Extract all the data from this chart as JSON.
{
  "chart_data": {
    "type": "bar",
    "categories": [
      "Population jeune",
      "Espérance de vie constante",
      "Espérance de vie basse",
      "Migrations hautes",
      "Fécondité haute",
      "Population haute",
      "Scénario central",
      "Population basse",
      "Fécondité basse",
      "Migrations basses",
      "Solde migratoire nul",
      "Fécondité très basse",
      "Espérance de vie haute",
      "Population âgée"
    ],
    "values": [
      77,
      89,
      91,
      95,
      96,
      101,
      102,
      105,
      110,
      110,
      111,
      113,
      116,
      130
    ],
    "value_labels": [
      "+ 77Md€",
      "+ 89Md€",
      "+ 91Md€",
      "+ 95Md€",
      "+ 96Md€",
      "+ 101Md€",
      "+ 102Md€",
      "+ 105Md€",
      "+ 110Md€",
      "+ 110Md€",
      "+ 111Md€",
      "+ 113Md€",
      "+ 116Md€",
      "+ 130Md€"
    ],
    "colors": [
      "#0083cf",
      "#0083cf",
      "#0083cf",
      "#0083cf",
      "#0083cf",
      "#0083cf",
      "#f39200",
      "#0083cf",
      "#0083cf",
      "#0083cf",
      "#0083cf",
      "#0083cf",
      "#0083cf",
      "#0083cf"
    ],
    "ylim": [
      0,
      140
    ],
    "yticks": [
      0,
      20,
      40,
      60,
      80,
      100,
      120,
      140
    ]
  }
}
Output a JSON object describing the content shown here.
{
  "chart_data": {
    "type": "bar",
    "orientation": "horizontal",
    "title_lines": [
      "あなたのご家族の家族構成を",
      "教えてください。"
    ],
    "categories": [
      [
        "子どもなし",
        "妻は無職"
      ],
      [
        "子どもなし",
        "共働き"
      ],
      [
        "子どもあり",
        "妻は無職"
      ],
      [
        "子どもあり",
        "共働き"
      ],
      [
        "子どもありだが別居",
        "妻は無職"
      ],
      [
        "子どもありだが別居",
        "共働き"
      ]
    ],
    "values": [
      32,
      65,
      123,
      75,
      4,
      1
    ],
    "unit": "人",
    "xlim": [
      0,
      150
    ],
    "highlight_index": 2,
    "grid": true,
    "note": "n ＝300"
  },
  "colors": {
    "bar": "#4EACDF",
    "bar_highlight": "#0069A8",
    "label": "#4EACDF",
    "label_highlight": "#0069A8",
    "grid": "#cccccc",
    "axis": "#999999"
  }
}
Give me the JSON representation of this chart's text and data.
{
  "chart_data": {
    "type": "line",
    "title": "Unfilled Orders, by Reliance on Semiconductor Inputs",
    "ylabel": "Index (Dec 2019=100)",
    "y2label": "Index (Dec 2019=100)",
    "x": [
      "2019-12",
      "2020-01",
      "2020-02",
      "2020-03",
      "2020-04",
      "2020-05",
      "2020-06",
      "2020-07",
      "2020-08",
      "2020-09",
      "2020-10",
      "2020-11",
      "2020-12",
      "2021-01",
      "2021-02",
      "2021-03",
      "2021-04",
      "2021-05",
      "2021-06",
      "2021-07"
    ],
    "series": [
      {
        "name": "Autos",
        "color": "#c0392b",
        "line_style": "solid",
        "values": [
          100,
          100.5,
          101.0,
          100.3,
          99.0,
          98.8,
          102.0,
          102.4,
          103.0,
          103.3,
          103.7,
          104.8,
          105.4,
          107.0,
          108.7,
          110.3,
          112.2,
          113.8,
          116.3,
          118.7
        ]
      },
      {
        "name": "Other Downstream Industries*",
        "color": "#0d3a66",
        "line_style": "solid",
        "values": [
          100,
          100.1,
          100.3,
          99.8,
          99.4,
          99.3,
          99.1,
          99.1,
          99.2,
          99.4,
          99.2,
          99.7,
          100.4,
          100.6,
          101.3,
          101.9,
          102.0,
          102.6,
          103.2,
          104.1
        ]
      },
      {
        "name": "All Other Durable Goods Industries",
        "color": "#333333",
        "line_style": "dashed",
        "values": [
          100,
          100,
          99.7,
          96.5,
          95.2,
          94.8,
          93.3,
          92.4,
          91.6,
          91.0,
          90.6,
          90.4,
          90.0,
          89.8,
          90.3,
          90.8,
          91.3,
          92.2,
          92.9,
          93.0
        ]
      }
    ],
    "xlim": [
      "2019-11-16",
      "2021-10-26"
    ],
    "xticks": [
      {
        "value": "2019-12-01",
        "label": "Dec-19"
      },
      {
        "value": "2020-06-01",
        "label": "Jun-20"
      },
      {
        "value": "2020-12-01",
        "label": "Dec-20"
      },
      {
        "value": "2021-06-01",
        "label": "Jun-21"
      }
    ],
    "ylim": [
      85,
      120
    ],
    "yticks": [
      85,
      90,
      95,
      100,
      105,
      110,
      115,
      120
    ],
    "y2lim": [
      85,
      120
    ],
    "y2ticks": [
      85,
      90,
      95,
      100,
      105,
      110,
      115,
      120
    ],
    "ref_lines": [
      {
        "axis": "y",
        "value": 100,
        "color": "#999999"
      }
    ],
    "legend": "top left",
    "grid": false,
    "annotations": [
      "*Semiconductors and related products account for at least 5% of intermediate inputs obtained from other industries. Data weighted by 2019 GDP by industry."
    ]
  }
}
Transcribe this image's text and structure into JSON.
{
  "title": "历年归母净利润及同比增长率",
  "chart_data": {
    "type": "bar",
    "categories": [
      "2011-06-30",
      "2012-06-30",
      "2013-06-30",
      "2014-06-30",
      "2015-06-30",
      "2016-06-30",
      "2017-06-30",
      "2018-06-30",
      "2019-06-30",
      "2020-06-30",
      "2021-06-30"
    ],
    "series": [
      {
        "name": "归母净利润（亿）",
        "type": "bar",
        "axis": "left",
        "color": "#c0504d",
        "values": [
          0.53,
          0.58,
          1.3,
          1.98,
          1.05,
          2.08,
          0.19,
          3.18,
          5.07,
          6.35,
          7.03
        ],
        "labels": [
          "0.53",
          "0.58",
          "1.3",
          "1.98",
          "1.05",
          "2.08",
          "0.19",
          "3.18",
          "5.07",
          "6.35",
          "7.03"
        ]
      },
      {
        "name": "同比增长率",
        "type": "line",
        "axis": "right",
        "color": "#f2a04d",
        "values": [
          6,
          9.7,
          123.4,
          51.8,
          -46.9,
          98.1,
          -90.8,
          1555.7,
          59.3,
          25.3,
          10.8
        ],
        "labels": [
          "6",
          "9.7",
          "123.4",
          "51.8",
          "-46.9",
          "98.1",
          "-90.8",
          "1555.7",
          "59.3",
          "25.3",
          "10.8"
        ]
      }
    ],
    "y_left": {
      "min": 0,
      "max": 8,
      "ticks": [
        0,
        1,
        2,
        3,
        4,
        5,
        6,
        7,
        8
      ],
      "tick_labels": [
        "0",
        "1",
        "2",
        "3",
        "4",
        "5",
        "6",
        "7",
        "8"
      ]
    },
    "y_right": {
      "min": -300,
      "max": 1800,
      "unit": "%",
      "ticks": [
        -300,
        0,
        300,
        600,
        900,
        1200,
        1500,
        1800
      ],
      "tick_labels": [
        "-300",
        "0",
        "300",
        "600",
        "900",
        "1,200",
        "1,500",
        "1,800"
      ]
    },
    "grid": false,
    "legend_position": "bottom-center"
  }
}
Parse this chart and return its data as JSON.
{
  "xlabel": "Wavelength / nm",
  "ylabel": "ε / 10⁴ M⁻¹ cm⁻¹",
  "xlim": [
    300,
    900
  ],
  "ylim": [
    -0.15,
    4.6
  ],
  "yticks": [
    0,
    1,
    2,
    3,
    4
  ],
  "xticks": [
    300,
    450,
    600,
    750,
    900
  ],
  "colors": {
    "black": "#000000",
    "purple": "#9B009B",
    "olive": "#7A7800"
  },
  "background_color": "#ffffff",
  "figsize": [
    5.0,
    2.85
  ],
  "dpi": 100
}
= = =
### Written problem
Could you quote the material above in full, exactly as it stands?

### Written response
Extract all the data from this chart as JSON.
{
  "chart_data": {
    "type": "bar",
    "categories": [
      "Population jeune",
      "Espérance de vie constante",
      "Espérance de vie basse",
      "Migrations hautes",
      "Fécondité haute",
      "Population haute",
      "Scénario central",
      "Population basse",
      "Fécondité basse",
      "Migrations basses",
      "Solde migratoire nul",
      "Fécondité très basse",
      "Espérance de vie haute",
      "Population âgée"
    ],
    "values": [
      77,
      89,
      91,
      95,
      96,
      101,
      102,
      105,
      110,
      110,
      111,
      113,
      116,
      130
    ],
    "value_labels": [
      "+ 77Md€",
      "+ 89Md€",
      "+ 91Md€",
      "+ 95Md€",
      "+ 96Md€",
      "+ 101Md€",
      "+ 102Md€",
      "+ 105Md€",
      "+ 110Md€",
      "+ 110Md€",
      "+ 111Md€",
      "+ 113Md€",
      "+ 116Md€",
      "+ 130Md€"
    ],
    "colors": [
      "#0083cf",
      "#0083cf",
      "#0083cf",
      "#0083cf",
      "#0083cf",
      "#0083cf",
      "#f39200",
      "#0083cf",
      "#0083cf",
      "#0083cf",
      "#0083cf",
      "#0083cf",
      "#0083cf",
      "#0083cf"
    ],
    "ylim": [
      0,
      140
    ],
    "yticks": [
      0,
      20,
      40,
      60,
      80,
      100,
      120,
      140
    ]
  }
}
Output a JSON object describing the content shown here.
{
  "chart_data": {
    "type": "bar",
    "orientation": "horizontal",
    "title_lines": [
      "あなたのご家族の家族構成を",
      "教えてください。"
    ],
    "categories": [
      [
        "子どもなし",
        "妻は無職"
      ],
      [
        "子どもなし",
        "共働き"
      ],
      [
        "子どもあり",
        "妻は無職"
      ],
      [
        "子どもあり",
        "共働き"
      ],
      [
        "子どもありだが別居",
        "妻は無職"
      ],
      [
        "子どもありだが別居",
        "共働き"
      ]
    ],
    "values": [
      32,
      65,
      123,
      75,
      4,
      1
    ],
    "unit": "人",
    "xlim": [
      0,
      150
    ],
    "highlight_index": 2,
    "grid": true,
    "note": "n ＝300"
  },
  "colors": {
    "bar": "#4EACDF",
    "bar_highlight": "#0069A8",
    "label": "#4EACDF",
    "label_highlight": "#0069A8",
    "grid": "#cccccc",
    "axis": "#999999"
  }
}
Give me the JSON representation of this chart's text and data.
{
  "chart_data": {
    "type": "line",
    "title": "Unfilled Orders, by Reliance on Semiconductor Inputs",
    "ylabel": "Index (Dec 2019=100)",
    "y2label": "Index (Dec 2019=100)",
    "x": [
      "2019-12",
      "2020-01",
      "2020-02",
      "2020-03",
      "2020-04",
      "2020-05",
      "2020-06",
      "2020-07",
      "2020-08",
      "2020-09",
      "2020-10",
      "2020-11",
      "2020-12",
      "2021-01",
      "2021-02",
      "2021-03",
      "2021-04",
      "2021-05",
      "2021-06",
      "2021-07"
    ],
    "series": [
      {
        "name": "Autos",
        "color": "#c0392b",
        "line_style": "solid",
        "values": [
          100,
          100.5,
          101.0,
          100.3,
          99.0,
          98.8,
          102.0,
          102.4,
          103.0,
          103.3,
          103.7,
          104.8,
          105.4,
          107.0,
          108.7,
          110.3,
          112.2,
          113.8,
          116.3,
          118.7
        ]
      },
      {
        "name": "Other Downstream Industries*",
        "color": "#0d3a66",
        "line_style": "solid",
        "values": [
          100,
          100.1,
          100.3,
          99.8,
          99.4,
          99.3,
          99.1,
          99.1,
          99.2,
          99.4,
          99.2,
          99.7,
          100.4,
          100.6,
          101.3,
          101.9,
          102.0,
          102.6,
          103.2,
          104.1
        ]
      },
      {
        "name": "All Other Durable Goods Industries",
        "color": "#333333",
        "line_style": "dashed",
        "values": [
          100,
          100,
          99.7,
          96.5,
          95.2,
          94.8,
          93.3,
          92.4,
          91.6,
          91.0,
          90.6,
          90.4,
          90.0,
          89.8,
          90.3,
          90.8,
          91.3,
          92.2,
          92.9,
          93.0
        ]
      }
    ],
    "xlim": [
      "2019-11-16",
      "2021-10-26"
    ],
    "xticks": [
      {
        "value": "2019-12-01",
        "label": "Dec-19"
      },
      {
        "value": "2020-06-01",
        "label": "Jun-20"
      },
      {
        "value": "2020-12-01",
        "label": "Dec-20"
      },
      {
        "value": "2021-06-01",
        "label": "Jun-21"
      }
    ],
    "ylim": [
      85,
      120
    ],
    "yticks": [
      85,
      90,
      95,
      100,
      105,
      110,
      115,
      120
    ],
    "y2lim": [
      85,
      120
    ],
    "y2ticks": [
      85,
      90,
      95,
      100,
      105,
      110,
      115,
      120
    ],
    "ref_lines": [
      {
        "axis": "y",
        "value": 100,
        "color": "#999999"
      }
    ],
    "legend": "top left",
    "grid": false,
    "annotations": [
      "*Semiconductors and related products account for at least 5% of intermediate inputs obtained from other industries. Data weighted by 2019 GDP by industry."
    ]
  }
}
Transcribe this image's text and structure into JSON.
{
  "title": "历年归母净利润及同比增长率",
  "chart_data": {
    "type": "bar",
    "categories": [
      "2011-06-30",
      "2012-06-30",
      "2013-06-30",
      "2014-06-30",
      "2015-06-30",
      "2016-06-30",
      "2017-06-30",
      "2018-06-30",
      "2019-06-30",
      "2020-06-30",
      "2021-06-30"
    ],
    "series": [
      {
        "name": "归母净利润（亿）",
        "type": "bar",
        "axis": "left",
        "color": "#c0504d",
        "values": [
          0.53,
          0.58,
          1.3,
          1.98,
          1.05,
          2.08,
          0.19,
          3.18,
          5.07,
          6.35,
          7.03
        ],
        "labels": [
          "0.53",
          "0.58",
          "1.3",
          "1.98",
          "1.05",
          "2.08",
          "0.19",
          "3.18",
          "5.07",
          "6.35",
          "7.03"
        ]
      },
      {
        "name": "同比增长率",
        "type": "line",
        "axis": "right",
        "color": "#f2a04d",
        "values": [
          6,
          9.7,
          123.4,
          51.8,
          -46.9,
          98.1,
          -90.8,
          1555.7,
          59.3,
          25.3,
          10.8
        ],
        "labels": [
          "6",
          "9.7",
          "123.4",
          "51.8",
          "-46.9",
          "98.1",
          "-90.8",
          "1555.7",
          "59.3",
          "25.3",
          "10.8"
        ]
      }
    ],
    "y_left": {
      "min": 0,
      "max": 8,
      "ticks": [
        0,
        1,
        2,
        3,
        4,
        5,
        6,
        7,
        8
      ],
      "tick_labels": [
        "0",
        "1",
        "2",
        "3",
        "4",
        "5",
        "6",
        "7",
        "8"
      ]
    },
    "y_right": {
      "min": -300,
      "max": 1800,
      "unit": "%",
      "ticks": [
        -300,
        0,
        300,
        600,
        900,
        1200,
        1500,
        1800
      ],
      "tick_labels": [
        "-300",
        "0",
        "300",
        "600",
        "900",
        "1,200",
        "1,500",
        "1,800"
      ]
    },
    "grid": false,
    "legend_position": "bottom-center"
  }
}
Parse this chart and return its data as JSON.
{
  "xlabel": "Wavelength / nm",
  "ylabel": "ε / 10⁴ M⁻¹ cm⁻¹",
  "xlim": [
    300,
    900
  ],
  "ylim": [
    -0.15,
    4.6
  ],
  "yticks": [
    0,
    1,
    2,
    3,
    4
  ],
  "xticks": [
    300,
    450,
    600,
    750,
    900
  ],
  "colors": {
    "black": "#000000",
    "purple": "#9B009B",
    "olive": "#7A7800"
  },
  "background_color": "#ffffff",
  "figsize": [
    5.0,
    2.85
  ],
  "dpi": 100
}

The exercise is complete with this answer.